§ **Objective**
From the entries that follow, pick out all lines holding "endurance".

§ **Input material**

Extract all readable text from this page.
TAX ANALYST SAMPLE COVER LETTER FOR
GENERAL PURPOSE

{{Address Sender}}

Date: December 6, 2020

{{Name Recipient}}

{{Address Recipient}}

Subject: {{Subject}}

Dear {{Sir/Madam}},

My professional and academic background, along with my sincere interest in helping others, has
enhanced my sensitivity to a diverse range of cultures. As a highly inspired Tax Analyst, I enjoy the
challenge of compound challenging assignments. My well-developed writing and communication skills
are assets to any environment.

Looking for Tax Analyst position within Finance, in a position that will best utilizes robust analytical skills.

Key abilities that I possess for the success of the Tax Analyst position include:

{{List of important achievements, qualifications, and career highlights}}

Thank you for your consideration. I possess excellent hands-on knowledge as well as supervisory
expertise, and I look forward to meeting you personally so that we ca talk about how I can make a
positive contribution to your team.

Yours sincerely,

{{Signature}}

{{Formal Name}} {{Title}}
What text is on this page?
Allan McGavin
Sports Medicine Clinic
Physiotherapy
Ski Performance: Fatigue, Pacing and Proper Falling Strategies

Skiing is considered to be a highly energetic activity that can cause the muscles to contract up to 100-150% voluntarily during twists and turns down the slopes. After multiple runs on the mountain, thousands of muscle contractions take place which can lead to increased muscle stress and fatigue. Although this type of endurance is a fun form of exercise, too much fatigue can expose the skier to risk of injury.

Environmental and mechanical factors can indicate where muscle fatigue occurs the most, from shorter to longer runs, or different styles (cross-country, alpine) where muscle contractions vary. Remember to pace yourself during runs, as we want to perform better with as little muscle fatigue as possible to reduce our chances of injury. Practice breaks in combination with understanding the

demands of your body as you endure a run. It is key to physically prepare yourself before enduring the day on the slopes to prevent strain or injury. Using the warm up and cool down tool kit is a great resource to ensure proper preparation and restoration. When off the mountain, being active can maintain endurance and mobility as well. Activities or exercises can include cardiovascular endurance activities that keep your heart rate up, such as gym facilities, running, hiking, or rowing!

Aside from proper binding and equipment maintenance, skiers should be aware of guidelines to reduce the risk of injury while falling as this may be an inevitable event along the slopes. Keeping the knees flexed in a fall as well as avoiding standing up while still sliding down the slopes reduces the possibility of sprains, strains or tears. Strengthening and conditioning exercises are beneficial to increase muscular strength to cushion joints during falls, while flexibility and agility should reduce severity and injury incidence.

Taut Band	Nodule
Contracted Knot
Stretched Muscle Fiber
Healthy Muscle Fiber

§ **Task result**
Skiing is considered to be a highly energetic activity that can cause the muscles to contract up to 100-150% voluntarily during twists and turns down the slopes. After multiple runs on the mountain, thousands of muscle contractions take place which can lead to increased muscle stress and fatigue. Although this type of endurance is a fun form of exercise, too much fatigue can expose the skier to risk of injury.
demands of your body as you endure a run. It is key to physically prepare yourself before enduring the day on the slopes to prevent strain or injury. Using the warm up and cool down tool kit is a great resource to ensure proper preparation and restoration. When off the mountain, being active can maintain endurance and mobility as well. Activities or exercises can include cardiovascular endurance activities that keep your heart rate up, such as gym facilities, running, hiking, or rowing!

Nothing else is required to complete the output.